TASK DETAILS: Copy out every line of the records below word for word, omitting the pictures.

PROVIDED MATERIAL:
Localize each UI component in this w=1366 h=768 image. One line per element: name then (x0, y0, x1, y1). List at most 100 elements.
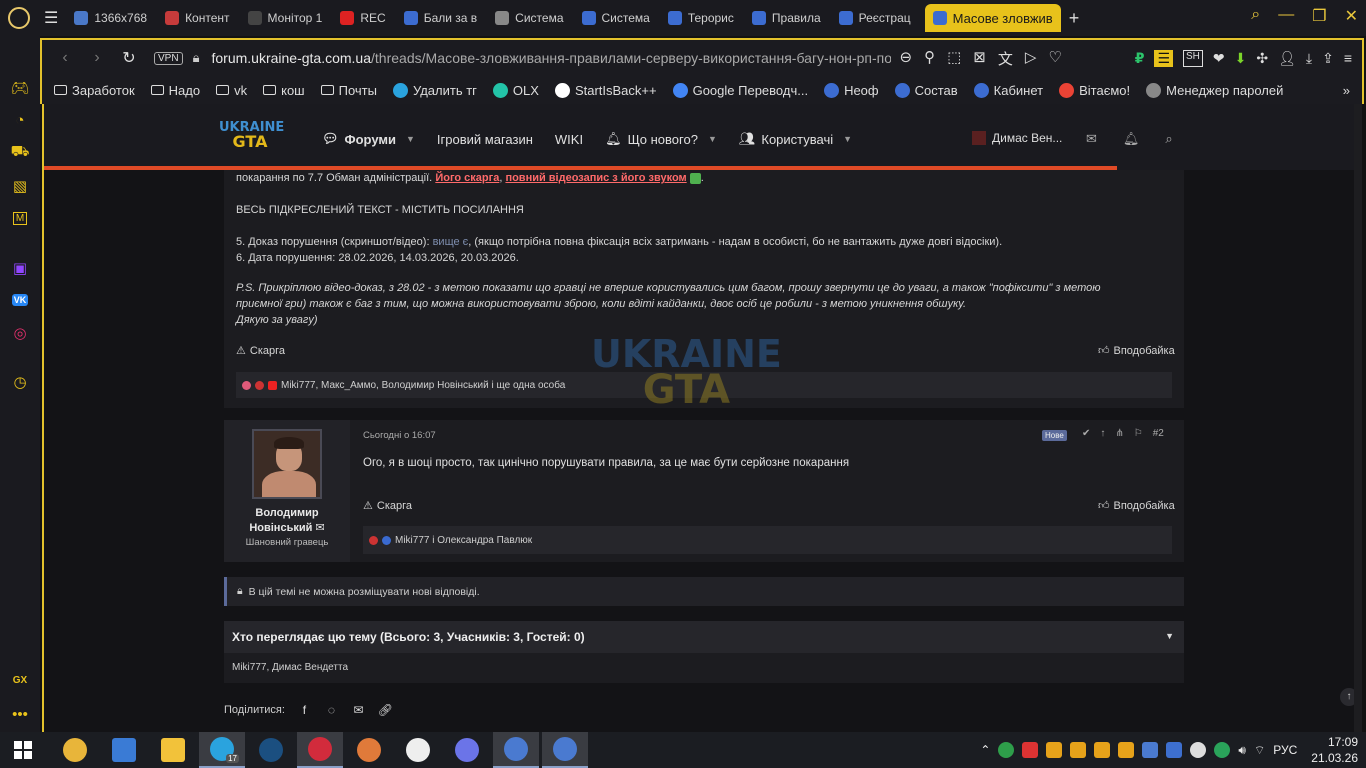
browser-tab[interactable]: Система (487, 4, 571, 32)
link-icon[interactable]: 🔗︎ (378, 702, 393, 717)
profile-icon[interactable]: 👤︎ (1278, 50, 1296, 67)
facebook-icon[interactable]: f (297, 702, 312, 717)
bookmark-item[interactable]: Удалить тг (392, 82, 477, 98)
tray-app-icon[interactable] (998, 742, 1015, 758)
taskbar-app-steam[interactable] (248, 732, 294, 768)
m-icon[interactable]: M (10, 208, 30, 228)
hot-tab-icon[interactable]: ▧ (10, 176, 30, 196)
forum-nav-item[interactable]: 👥︎ Користувачі ▼ (733, 131, 868, 147)
tab-active[interactable]: Масове зловжив (924, 4, 1061, 32)
lock-icon[interactable]: 🔒︎ (193, 50, 200, 66)
clock-icon[interactable]: ◷ (10, 372, 30, 392)
url-field[interactable]: forum.ukraine-gta.com.ua/threads/Масове-… (211, 50, 891, 66)
tray-dollar-icon[interactable] (1094, 742, 1111, 758)
heart-extension-icon[interactable]: ❤ (1213, 50, 1225, 67)
tray-app-icon[interactable] (1214, 742, 1231, 758)
avatar[interactable] (252, 429, 322, 499)
taskbar-app-gta-launcher-2[interactable] (542, 732, 588, 768)
browser-tab[interactable]: REC (332, 4, 393, 32)
puzzle-extensions-icon[interactable]: ✣ (1256, 50, 1268, 67)
browser-tab[interactable]: 1366x768 (66, 4, 155, 32)
browser-tab[interactable]: Система (574, 4, 658, 32)
adblock-icon[interactable]: ⊠ (973, 48, 986, 69)
tray-logitech-icon[interactable] (1190, 742, 1207, 758)
tray-app-icon[interactable] (1166, 742, 1183, 758)
chevron-down-icon[interactable]: ▼ (406, 134, 415, 144)
like-button[interactable]: 👍︎ Вподобайка (1098, 344, 1175, 358)
whatsapp-icon[interactable]: ◌ (324, 702, 339, 717)
minimize-icon[interactable]: — (1278, 6, 1294, 26)
bookmark-item[interactable]: Неоф (824, 82, 879, 98)
download-arrow-extension-icon[interactable]: ⬇ (1235, 50, 1247, 67)
send-icon[interactable]: ▷ (1025, 48, 1037, 69)
evidence-above-link[interactable]: вище є (433, 236, 469, 248)
search-tabs-icon[interactable]: ⌕ (1251, 6, 1260, 26)
chevron-down-icon[interactable]: ▼ (843, 134, 852, 144)
bookmark-item[interactable]: Google Переводч... (672, 82, 808, 98)
zoom-icon[interactable]: ⊖ (899, 48, 912, 69)
forum-nav-item[interactable]: 🔔︎ Що нового? ▼ (599, 131, 733, 147)
start-button[interactable] (0, 732, 46, 768)
browser-tab[interactable]: Бали за в (396, 4, 485, 32)
taskbar-app-chrome[interactable] (52, 732, 98, 768)
instagram-icon[interactable]: ◎ (10, 323, 30, 343)
user-menu[interactable]: Димас Вен... (972, 131, 1062, 145)
tray-dollar-icon[interactable] (1070, 742, 1087, 758)
check-icon[interactable]: ✔ (1082, 428, 1090, 439)
language-indicator[interactable]: РУС (1273, 743, 1297, 757)
viewers-header[interactable]: Хто переглядає цю тему (Всього: 3, Учасн… (224, 621, 1184, 653)
messages-icon[interactable]: ✉ (1086, 131, 1097, 147)
gx-label[interactable]: GX (10, 670, 30, 690)
bookmarks-overflow-icon[interactable]: » (1343, 83, 1350, 98)
bookmark-icon[interactable]: ⚐ (1134, 428, 1143, 439)
forum-nav-item[interactable]: 💬︎ Форуми ▼ (316, 131, 431, 147)
post-number[interactable]: #2 (1153, 428, 1164, 439)
twitch-icon[interactable]: ▣ (10, 258, 30, 278)
browser-tab[interactable]: Правила (744, 4, 829, 32)
more-icon[interactable]: ••• (10, 704, 30, 724)
bookmark-item[interactable]: StartIsBack++ (554, 82, 657, 98)
chevron-down-icon[interactable]: ▼ (708, 134, 717, 144)
bag-icon[interactable]: ⛟ (10, 142, 30, 162)
gamepad-icon[interactable]: 🎮︎ (10, 78, 30, 98)
like-button[interactable]: 👍︎ Вподобайка (1098, 499, 1175, 513)
speedometer-icon[interactable]: ◔ (10, 110, 30, 130)
downloads-icon[interactable]: ⤓ (1306, 50, 1312, 67)
new-tab-button[interactable]: + (1069, 8, 1080, 29)
taskbar-app-paint[interactable] (346, 732, 392, 768)
browser-tab[interactable]: Реєстрац (831, 4, 919, 32)
scrollbar[interactable] (1354, 104, 1362, 732)
bookmark-item[interactable]: Заработок (54, 83, 135, 98)
browser-menu-icon[interactable]: ≡ (1344, 50, 1352, 67)
taskbar-app-opera-gx[interactable] (297, 732, 343, 768)
post-time[interactable]: Сьогодні о 16:07 (363, 430, 436, 441)
ruble-extension-icon[interactable]: ₽ (1135, 50, 1145, 67)
collapse-caret-icon[interactable]: ▼ (1165, 631, 1174, 641)
network-icon[interactable]: ⌔ (1254, 743, 1265, 758)
taskbar-app-calculator[interactable] (101, 732, 147, 768)
bookmark-item[interactable]: vk (216, 83, 247, 98)
volume-icon[interactable]: 🔊︎ (1238, 743, 1246, 758)
author-name[interactable]: Володимир Новінський ✉ (224, 506, 350, 536)
notes-extension-icon[interactable]: ☰ (1154, 49, 1173, 67)
taskbar-app-telegram[interactable]: 17 (199, 732, 245, 768)
vpn-badge[interactable]: VPN (154, 51, 183, 65)
arrow-up-icon[interactable]: ↑ (1100, 428, 1105, 439)
bookmark-item[interactable]: Почты (320, 83, 377, 98)
full-video-link[interactable]: повний відеозапис з його звуком (505, 172, 686, 184)
share-icon[interactable]: ⋔ (1115, 428, 1123, 439)
reactions-bar[interactable]: Miki777 і Олександра Павлюк (363, 526, 1172, 554)
report-button[interactable]: ⚠ Скарга (236, 344, 285, 358)
back-icon[interactable]: ‹ (56, 49, 74, 67)
bookmark-item[interactable]: кош (263, 83, 305, 98)
reload-icon[interactable]: ↻ (120, 48, 138, 68)
tray-dollar-icon[interactable] (1118, 742, 1135, 758)
forum-logo[interactable]: UKRAINE GTA (219, 121, 284, 157)
tray-app-icon[interactable] (1142, 742, 1159, 758)
email-icon[interactable]: ✉ (351, 702, 366, 717)
show-hidden-icons[interactable]: ⌃ (980, 743, 990, 757)
close-icon[interactable]: ✕ (1345, 6, 1358, 26)
notifications-bell-icon[interactable]: 🔔︎ (1123, 131, 1140, 147)
forum-nav-item[interactable]: WIKI (549, 131, 599, 147)
report-button[interactable]: ⚠ Скарга (363, 499, 412, 513)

SOLUTION:
Localize each UI component in this w=1366 h=768 image. One line per element: name then (x0, y0, x1, y1). List at most 100 elements.
browser-tab[interactable]: Система (487, 4, 571, 32)
link-icon[interactable]: 🔗︎ (378, 702, 393, 717)
profile-icon[interactable]: 👤︎ (1278, 50, 1296, 67)
facebook-icon[interactable]: f (297, 702, 312, 717)
bookmark-item[interactable]: Удалить тг (392, 82, 477, 98)
tray-app-icon[interactable] (998, 742, 1015, 758)
taskbar-app-steam[interactable] (248, 732, 294, 768)
m-icon[interactable]: M (10, 208, 30, 228)
hot-tab-icon[interactable]: ▧ (10, 176, 30, 196)
forum-nav-item[interactable]: 👥︎ Користувачі ▼ (733, 131, 868, 147)
tab-active[interactable]: Масове зловжив (924, 4, 1061, 32)
lock-icon[interactable]: 🔒︎ (193, 50, 200, 66)
clock-icon[interactable]: ◷ (10, 372, 30, 392)
url-field[interactable]: forum.ukraine-gta.com.ua/threads/Масове-… (211, 50, 891, 66)
tray-dollar-icon[interactable] (1094, 742, 1111, 758)
heart-extension-icon[interactable]: ❤ (1213, 50, 1225, 67)
tray-app-icon[interactable] (1214, 742, 1231, 758)
avatar[interactable] (252, 429, 322, 499)
taskbar-app-gta-launcher-2[interactable] (542, 732, 588, 768)
browser-tab[interactable]: REC (332, 4, 393, 32)
puzzle-extensions-icon[interactable]: ✣ (1256, 50, 1268, 67)
browser-tab[interactable]: 1366x768 (66, 4, 155, 32)
browser-tab[interactable]: Система (574, 4, 658, 32)
adblock-icon[interactable]: ⊠ (973, 48, 986, 69)
tray-logitech-icon[interactable] (1190, 742, 1207, 758)
tray-app-icon[interactable] (1166, 742, 1183, 758)
chevron-down-icon[interactable]: ▼ (406, 134, 415, 144)
like-button[interactable]: 👍︎ Вподобайка (1098, 344, 1175, 358)
whatsapp-icon[interactable]: ◌ (324, 702, 339, 717)
minimize-icon[interactable]: — (1278, 6, 1294, 26)
bookmark-item[interactable]: Неоф (824, 82, 879, 98)
download-arrow-extension-icon[interactable]: ⬇ (1235, 50, 1247, 67)
send-icon[interactable]: ▷ (1025, 48, 1037, 69)
evidence-above-link[interactable]: вище є (433, 236, 469, 248)
search-tabs-icon[interactable]: ⌕ (1251, 6, 1260, 26)
chevron-down-icon[interactable]: ▼ (843, 134, 852, 144)
bookmark-item[interactable]: Google Переводч... (672, 82, 808, 98)
zoom-icon[interactable]: ⊖ (899, 48, 912, 69)
forum-nav-item[interactable]: 🔔︎ Що нового? ▼ (599, 131, 733, 147)
start-button[interactable] (0, 732, 46, 768)
browser-tab[interactable]: Бали за в (396, 4, 485, 32)
taskbar-app-chrome[interactable] (52, 732, 98, 768)
instagram-icon[interactable]: ◎ (10, 323, 30, 343)
user-menu[interactable]: Димас Вен... (972, 131, 1062, 145)
tray-dollar-icon[interactable] (1070, 742, 1087, 758)
check-icon[interactable]: ✔ (1082, 428, 1090, 439)
language-indicator[interactable]: РУС (1273, 743, 1297, 757)
viewers-header[interactable]: Хто переглядає цю тему (Всього: 3, Учасн… (224, 621, 1184, 653)
messages-icon[interactable]: ✉ (1086, 131, 1097, 147)
gx-label[interactable]: GX (10, 670, 30, 690)
bookmarks-overflow-icon[interactable]: » (1343, 83, 1350, 98)
bookmark-icon[interactable]: ⚐ (1134, 428, 1143, 439)
forum-nav-item[interactable]: 💬︎ Форуми ▼ (316, 131, 431, 147)
post-number[interactable]: #2 (1153, 428, 1164, 439)
twitch-icon[interactable]: ▣ (10, 258, 30, 278)
browser-tab[interactable]: Правила (744, 4, 829, 32)
more-icon[interactable]: ••• (10, 704, 30, 724)
bookmark-item[interactable]: StartIsBack++ (554, 82, 657, 98)
chevron-down-icon[interactable]: ▼ (708, 134, 717, 144)
bag-icon[interactable]: ⛟ (10, 142, 30, 162)
gamepad-icon[interactable]: 🎮︎ (10, 78, 30, 98)
like-button[interactable]: 👍︎ Вподобайка (1098, 499, 1175, 513)
speedometer-icon[interactable]: ◔ (10, 110, 30, 130)
downloads-icon[interactable]: ⤓ (1306, 50, 1312, 67)
new-tab-button[interactable]: + (1069, 8, 1080, 29)
taskbar-app-paint[interactable] (346, 732, 392, 768)
browser-tab[interactable]: Реєстрац (831, 4, 919, 32)
scrollbar[interactable] (1354, 104, 1362, 732)
bookmark-item[interactable]: Заработок (54, 83, 135, 98)
browser-menu-icon[interactable]: ≡ (1344, 50, 1352, 67)
taskbar-app-opera-gx[interactable] (297, 732, 343, 768)
post-time[interactable]: Сьогодні о 16:07 (363, 430, 436, 441)
ruble-extension-icon[interactable]: ₽ (1135, 50, 1145, 67)
collapse-caret-icon[interactable]: ▼ (1165, 631, 1174, 641)
network-icon[interactable]: ⌔ (1254, 743, 1265, 758)
taskbar-app-calculator[interactable] (101, 732, 147, 768)
bookmark-item[interactable]: vk (216, 83, 247, 98)
volume-icon[interactable]: 🔊︎ (1238, 743, 1246, 758)
author-name[interactable]: Володимир Новінський ✉ (224, 506, 350, 536)
notes-extension-icon[interactable]: ☰ (1154, 49, 1173, 67)
taskbar-app-telegram[interactable]: 17 (199, 732, 245, 768)
vpn-badge[interactable]: VPN (154, 51, 183, 65)
arrow-up-icon[interactable]: ↑ (1100, 428, 1105, 439)
bookmark-item[interactable]: Почты (320, 83, 377, 98)
full-video-link[interactable]: повний відеозапис з його звуком (505, 172, 686, 184)
share-icon[interactable]: ⋔ (1115, 428, 1123, 439)
reactions-bar[interactable]: Miki777 і Олександра Павлюк (363, 526, 1172, 554)
report-button[interactable]: ⚠ Скарга (236, 344, 285, 358)
back-icon[interactable]: ‹ (56, 49, 74, 67)
bookmark-item[interactable]: кош (263, 83, 305, 98)
reload-icon[interactable]: ↻ (120, 48, 138, 68)
tray-dollar-icon[interactable] (1118, 742, 1135, 758)
forum-logo[interactable]: UKRAINE GTA (219, 121, 284, 157)
tray-app-icon[interactable] (1142, 742, 1159, 758)
email-icon[interactable]: ✉ (351, 702, 366, 717)
show-hidden-icons[interactable]: ⌃ (980, 743, 990, 757)
close-icon[interactable]: ✕ (1345, 6, 1358, 26)
notifications-bell-icon[interactable]: 🔔︎ (1123, 131, 1140, 147)
forum-nav-item[interactable]: WIKI (549, 131, 599, 147)
report-button[interactable]: ⚠ Скарга (363, 499, 412, 513)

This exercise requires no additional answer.